• OBJECTIVE:
Which lines hold the word "неучтенных"? Copy each of them.

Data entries

-- Begin --

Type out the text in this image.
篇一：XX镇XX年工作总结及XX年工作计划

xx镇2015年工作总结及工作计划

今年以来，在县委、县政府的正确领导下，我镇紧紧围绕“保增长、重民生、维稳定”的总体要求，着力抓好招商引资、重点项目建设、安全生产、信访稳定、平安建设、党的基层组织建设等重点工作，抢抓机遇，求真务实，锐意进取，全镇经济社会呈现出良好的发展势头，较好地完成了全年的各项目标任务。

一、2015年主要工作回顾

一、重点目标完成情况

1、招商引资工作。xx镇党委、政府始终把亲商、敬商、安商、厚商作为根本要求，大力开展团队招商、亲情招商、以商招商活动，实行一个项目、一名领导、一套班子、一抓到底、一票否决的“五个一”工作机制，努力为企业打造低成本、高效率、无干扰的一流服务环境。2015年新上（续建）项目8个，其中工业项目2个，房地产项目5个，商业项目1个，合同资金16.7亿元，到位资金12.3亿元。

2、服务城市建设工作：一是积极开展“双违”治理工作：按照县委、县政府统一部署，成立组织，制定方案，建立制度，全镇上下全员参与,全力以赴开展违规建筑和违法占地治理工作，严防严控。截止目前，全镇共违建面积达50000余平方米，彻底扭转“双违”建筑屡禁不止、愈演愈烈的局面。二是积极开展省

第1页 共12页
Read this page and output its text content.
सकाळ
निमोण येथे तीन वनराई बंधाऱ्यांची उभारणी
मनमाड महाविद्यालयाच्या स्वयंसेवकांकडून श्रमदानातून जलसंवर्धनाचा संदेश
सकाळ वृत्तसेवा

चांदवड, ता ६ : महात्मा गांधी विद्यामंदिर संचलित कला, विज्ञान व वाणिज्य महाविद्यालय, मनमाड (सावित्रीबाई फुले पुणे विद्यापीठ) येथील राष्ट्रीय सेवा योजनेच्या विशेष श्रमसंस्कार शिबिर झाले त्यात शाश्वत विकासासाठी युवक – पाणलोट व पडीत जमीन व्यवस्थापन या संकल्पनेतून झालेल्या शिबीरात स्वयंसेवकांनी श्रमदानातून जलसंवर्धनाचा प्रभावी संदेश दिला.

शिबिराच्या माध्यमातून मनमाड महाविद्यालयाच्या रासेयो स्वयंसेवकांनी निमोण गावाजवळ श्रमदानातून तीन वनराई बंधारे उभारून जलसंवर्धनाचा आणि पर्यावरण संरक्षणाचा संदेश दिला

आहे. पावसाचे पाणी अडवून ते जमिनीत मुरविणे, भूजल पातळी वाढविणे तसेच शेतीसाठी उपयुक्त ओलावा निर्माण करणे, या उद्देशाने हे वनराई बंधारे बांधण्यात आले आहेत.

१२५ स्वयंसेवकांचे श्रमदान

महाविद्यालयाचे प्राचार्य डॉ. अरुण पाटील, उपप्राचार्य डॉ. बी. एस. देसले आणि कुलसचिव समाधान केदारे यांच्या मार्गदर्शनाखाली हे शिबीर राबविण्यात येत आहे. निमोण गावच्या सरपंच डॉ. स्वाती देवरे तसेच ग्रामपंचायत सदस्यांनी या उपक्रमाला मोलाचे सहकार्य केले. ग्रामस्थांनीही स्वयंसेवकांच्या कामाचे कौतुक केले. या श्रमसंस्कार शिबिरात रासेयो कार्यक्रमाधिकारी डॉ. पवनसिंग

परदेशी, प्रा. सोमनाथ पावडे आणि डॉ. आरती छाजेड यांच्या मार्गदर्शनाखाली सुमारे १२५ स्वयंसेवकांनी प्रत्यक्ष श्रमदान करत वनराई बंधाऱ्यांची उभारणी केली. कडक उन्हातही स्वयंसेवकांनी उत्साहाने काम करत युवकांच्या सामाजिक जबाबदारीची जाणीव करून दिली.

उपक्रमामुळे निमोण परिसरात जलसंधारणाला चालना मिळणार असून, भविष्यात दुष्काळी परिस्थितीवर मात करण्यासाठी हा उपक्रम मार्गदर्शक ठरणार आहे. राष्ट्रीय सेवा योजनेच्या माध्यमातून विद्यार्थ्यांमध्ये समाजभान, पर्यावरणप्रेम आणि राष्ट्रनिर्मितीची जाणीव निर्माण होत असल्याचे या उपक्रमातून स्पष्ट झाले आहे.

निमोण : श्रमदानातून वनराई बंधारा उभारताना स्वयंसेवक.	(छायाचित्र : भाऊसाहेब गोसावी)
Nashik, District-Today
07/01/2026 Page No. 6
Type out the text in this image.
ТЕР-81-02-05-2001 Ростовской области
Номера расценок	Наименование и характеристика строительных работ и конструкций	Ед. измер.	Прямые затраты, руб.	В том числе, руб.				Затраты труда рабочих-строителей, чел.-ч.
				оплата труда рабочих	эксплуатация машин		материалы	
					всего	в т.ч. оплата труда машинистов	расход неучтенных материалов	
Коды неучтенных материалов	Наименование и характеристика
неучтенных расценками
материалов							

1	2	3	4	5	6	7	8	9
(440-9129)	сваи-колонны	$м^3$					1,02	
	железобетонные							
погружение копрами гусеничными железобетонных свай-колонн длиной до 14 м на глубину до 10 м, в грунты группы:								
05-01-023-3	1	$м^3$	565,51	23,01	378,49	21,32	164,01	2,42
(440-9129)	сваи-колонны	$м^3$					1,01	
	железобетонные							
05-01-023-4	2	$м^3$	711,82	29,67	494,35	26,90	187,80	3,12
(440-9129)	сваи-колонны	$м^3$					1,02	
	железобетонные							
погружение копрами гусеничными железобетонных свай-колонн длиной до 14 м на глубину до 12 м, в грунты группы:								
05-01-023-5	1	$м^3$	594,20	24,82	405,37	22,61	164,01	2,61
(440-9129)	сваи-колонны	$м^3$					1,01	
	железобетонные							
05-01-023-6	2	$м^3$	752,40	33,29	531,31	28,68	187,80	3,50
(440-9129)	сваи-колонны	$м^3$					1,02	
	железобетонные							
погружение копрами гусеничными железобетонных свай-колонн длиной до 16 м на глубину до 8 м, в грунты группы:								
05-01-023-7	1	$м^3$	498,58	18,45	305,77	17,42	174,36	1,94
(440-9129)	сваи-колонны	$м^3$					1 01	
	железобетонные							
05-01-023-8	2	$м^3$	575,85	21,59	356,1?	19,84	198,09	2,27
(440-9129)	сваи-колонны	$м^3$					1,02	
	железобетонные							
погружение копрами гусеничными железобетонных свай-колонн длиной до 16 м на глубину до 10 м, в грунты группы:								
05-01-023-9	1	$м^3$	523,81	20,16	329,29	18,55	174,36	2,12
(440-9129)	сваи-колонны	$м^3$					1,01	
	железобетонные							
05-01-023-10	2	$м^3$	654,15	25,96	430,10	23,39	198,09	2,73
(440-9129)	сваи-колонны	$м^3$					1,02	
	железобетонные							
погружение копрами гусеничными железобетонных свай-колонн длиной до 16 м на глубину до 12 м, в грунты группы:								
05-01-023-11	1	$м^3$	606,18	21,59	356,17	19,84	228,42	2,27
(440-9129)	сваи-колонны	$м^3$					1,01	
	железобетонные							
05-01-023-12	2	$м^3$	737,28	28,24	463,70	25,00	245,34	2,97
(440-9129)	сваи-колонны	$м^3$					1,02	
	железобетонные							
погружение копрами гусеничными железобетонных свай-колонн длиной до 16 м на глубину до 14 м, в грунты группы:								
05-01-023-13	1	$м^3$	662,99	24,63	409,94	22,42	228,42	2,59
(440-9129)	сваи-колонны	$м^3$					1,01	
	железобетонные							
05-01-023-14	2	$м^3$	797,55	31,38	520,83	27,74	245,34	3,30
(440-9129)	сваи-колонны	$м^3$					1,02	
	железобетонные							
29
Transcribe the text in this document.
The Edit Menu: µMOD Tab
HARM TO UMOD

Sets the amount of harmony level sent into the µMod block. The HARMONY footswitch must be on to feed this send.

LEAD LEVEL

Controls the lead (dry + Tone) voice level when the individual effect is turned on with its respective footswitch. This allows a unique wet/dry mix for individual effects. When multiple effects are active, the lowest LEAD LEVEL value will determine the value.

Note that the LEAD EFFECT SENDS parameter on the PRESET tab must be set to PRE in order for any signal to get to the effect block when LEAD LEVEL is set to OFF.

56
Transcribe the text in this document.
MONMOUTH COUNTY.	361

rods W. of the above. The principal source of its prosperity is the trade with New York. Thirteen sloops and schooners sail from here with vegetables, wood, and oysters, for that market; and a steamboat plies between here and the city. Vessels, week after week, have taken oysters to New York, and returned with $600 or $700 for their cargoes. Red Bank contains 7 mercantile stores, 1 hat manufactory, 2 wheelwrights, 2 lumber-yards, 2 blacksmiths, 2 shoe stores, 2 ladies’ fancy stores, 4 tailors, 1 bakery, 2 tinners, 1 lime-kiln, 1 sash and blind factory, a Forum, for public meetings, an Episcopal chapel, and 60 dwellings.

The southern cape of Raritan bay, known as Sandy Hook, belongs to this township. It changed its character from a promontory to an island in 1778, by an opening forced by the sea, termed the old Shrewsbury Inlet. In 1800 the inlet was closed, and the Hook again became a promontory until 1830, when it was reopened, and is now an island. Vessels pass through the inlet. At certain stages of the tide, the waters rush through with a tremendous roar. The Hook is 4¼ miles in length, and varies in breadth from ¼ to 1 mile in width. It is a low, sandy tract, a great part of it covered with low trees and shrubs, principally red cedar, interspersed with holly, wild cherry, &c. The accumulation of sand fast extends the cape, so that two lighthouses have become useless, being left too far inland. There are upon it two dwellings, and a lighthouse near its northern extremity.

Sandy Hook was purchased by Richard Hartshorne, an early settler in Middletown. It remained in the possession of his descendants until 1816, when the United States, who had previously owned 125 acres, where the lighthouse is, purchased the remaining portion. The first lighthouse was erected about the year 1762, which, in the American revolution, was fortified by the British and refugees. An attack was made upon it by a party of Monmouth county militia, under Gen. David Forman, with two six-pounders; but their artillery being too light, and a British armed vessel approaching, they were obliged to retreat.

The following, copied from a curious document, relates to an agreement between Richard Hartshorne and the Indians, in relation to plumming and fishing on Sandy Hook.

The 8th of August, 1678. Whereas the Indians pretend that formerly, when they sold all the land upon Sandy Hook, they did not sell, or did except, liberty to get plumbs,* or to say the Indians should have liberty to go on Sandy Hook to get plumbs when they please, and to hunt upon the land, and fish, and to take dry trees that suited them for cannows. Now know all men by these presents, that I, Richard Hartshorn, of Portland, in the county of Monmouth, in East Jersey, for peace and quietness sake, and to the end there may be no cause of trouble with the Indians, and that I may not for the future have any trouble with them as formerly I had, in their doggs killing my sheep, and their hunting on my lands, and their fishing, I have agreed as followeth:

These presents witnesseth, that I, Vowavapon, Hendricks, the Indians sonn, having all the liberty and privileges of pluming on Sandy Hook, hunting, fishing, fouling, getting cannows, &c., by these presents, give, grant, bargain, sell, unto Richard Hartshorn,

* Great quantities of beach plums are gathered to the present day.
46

-- End --

• WORKED SOLUTION:
					всего	в т.ч. оплата труда машинистов	расход неучтенных материалов	
Коды неучтенных материалов	Наименование и характеристика
неучтенных расценками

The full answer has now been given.